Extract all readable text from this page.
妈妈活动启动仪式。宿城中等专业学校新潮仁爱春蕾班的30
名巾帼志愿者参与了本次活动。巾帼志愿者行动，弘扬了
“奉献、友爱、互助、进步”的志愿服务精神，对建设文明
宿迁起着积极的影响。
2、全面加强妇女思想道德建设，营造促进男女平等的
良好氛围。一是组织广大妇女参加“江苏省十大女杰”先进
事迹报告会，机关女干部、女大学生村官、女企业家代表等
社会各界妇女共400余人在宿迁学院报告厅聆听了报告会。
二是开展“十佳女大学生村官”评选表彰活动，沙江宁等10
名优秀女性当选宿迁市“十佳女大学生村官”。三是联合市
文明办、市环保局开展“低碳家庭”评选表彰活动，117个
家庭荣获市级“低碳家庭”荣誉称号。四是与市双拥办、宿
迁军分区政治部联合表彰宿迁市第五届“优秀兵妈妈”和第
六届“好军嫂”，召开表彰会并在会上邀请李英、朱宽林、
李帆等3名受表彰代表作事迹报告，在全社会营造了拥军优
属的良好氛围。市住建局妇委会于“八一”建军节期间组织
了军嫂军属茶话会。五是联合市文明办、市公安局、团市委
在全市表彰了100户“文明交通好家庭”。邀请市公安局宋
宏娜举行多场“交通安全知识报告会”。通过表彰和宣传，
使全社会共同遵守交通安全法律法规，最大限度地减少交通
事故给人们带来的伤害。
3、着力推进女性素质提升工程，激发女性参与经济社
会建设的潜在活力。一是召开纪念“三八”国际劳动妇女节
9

--

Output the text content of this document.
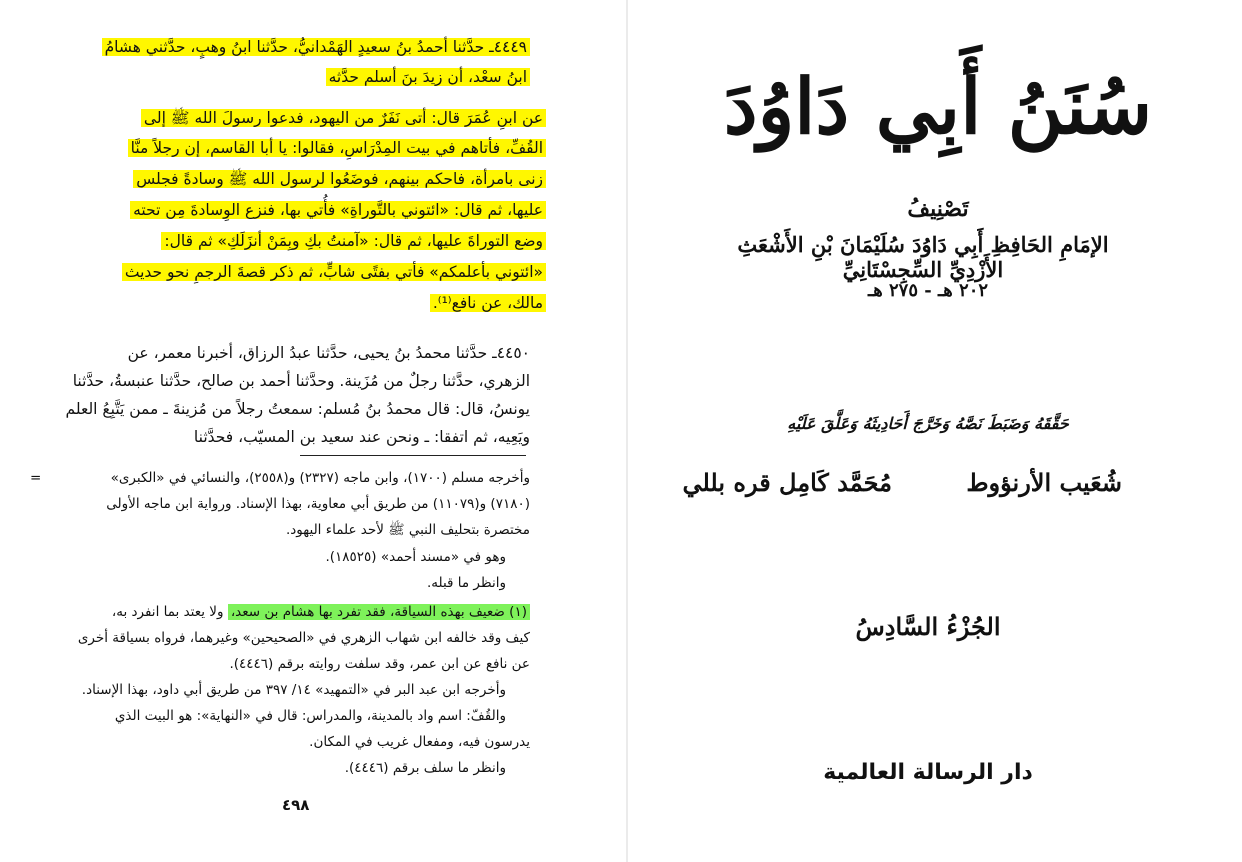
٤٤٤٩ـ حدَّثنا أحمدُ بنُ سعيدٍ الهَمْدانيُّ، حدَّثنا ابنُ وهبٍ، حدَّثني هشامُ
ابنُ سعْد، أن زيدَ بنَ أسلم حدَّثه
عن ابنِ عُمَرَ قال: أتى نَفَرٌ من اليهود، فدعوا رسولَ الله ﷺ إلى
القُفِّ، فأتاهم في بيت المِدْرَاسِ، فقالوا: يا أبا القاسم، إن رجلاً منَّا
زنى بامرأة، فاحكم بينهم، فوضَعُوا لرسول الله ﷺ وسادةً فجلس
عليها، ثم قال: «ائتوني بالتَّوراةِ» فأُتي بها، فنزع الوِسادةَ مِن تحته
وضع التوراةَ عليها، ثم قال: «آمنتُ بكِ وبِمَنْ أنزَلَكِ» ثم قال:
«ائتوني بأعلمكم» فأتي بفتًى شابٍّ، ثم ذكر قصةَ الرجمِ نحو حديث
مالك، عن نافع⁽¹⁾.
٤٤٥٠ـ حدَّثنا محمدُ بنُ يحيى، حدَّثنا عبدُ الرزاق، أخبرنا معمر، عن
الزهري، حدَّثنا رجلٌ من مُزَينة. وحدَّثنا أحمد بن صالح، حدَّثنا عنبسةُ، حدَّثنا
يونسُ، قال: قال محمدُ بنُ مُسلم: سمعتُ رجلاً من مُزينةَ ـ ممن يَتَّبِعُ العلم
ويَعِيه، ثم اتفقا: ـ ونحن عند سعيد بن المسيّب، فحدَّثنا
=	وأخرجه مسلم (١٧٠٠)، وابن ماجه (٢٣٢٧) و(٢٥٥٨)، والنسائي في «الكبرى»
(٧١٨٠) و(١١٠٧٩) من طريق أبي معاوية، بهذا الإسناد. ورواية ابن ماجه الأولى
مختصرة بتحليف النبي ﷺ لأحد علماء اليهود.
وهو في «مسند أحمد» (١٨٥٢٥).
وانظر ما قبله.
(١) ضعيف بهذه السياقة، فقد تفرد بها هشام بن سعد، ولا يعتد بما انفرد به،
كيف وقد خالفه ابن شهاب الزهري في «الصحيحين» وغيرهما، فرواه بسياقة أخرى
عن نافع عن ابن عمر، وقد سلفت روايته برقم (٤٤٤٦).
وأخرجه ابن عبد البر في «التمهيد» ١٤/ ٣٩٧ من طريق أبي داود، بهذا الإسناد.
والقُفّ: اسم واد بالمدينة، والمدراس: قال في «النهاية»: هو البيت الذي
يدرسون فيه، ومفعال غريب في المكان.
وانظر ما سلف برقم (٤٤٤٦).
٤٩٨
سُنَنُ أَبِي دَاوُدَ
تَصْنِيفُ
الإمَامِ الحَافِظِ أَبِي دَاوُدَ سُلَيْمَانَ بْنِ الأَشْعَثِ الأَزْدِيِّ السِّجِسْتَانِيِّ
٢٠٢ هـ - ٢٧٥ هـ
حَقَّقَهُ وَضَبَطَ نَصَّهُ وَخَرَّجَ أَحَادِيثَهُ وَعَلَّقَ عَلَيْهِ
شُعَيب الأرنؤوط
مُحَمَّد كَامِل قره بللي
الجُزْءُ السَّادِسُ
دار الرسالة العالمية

◆ WRITTEN TASK
How many lines of these entries contain "محمد"? Answer with the number and nothing else.

◆ ANSWER IN FULL
2